> _What the exercise asks_
All lines in which the word "подъ" occurs are to be extracted.

====

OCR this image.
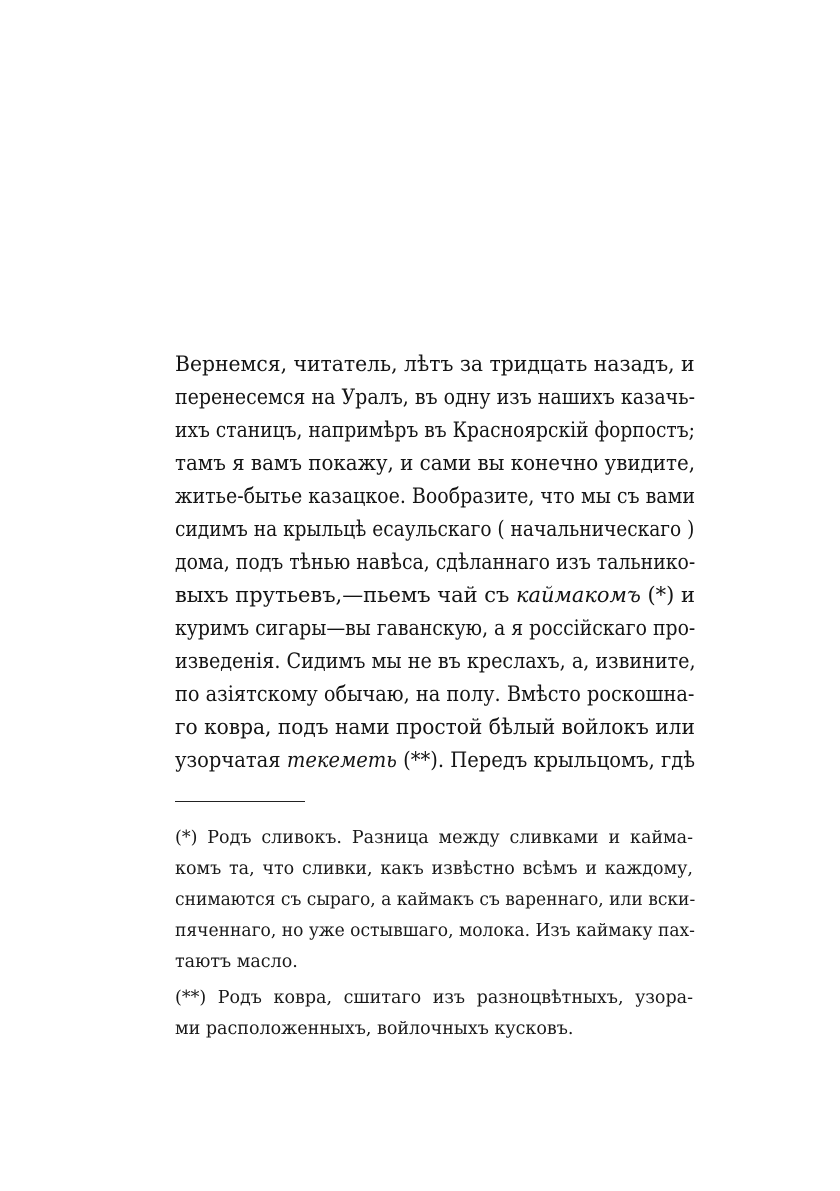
Вернемся, читатель, лѣтъ за тридцать назадъ, и
перенесемся на Уралъ, въ одну изъ нашихъ казачь-
ихъ станицъ, напримѣръ въ Красноярскій форпостъ;
тамъ я вамъ покажу, и сами вы конечно увидите,
житье-бытье казацкое. Вообразите, что мы съ вами
сидимъ на крыльцѣ есаульскаго ( начальническаго )
дома, подъ тѣнью навѣса, сдѣланнаго изъ тальнико-
выхъ прутьевъ,—пьемъ чай съ каймакомъ (*) и
куримъ сигары—вы гаванскую, а я россійскаго про-
изведенія. Сидимъ мы не въ креслахъ, а, извините,
по азіятскому обычаю, на полу. Вмѣсто роскошна-
го ковра, подъ нами простой бѣлый войлокъ или
узорчатая текеметь (**). Передъ крыльцомъ, гдѣ
(*) Родъ сливокъ. Разница между сливками и кайма-
комъ та, что сливки, какъ извѣстно всѣмъ и каждому,
снимаются съ сыраго, а каймакъ съ вареннаго, или вски-
пяченнаго, но уже остывшаго, молока. Изъ каймаку пах-
таютъ масло.
(**) Родъ ковра, сшитаго изъ разноцвѣтныхъ, узора-
ми расположенныхъ, войлочныхъ кусковъ.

====

> _Reply_
дома, подъ тѣнью навѣса, сдѣланнаго изъ тальнико-
го ковра, подъ нами простой бѣлый войлокъ или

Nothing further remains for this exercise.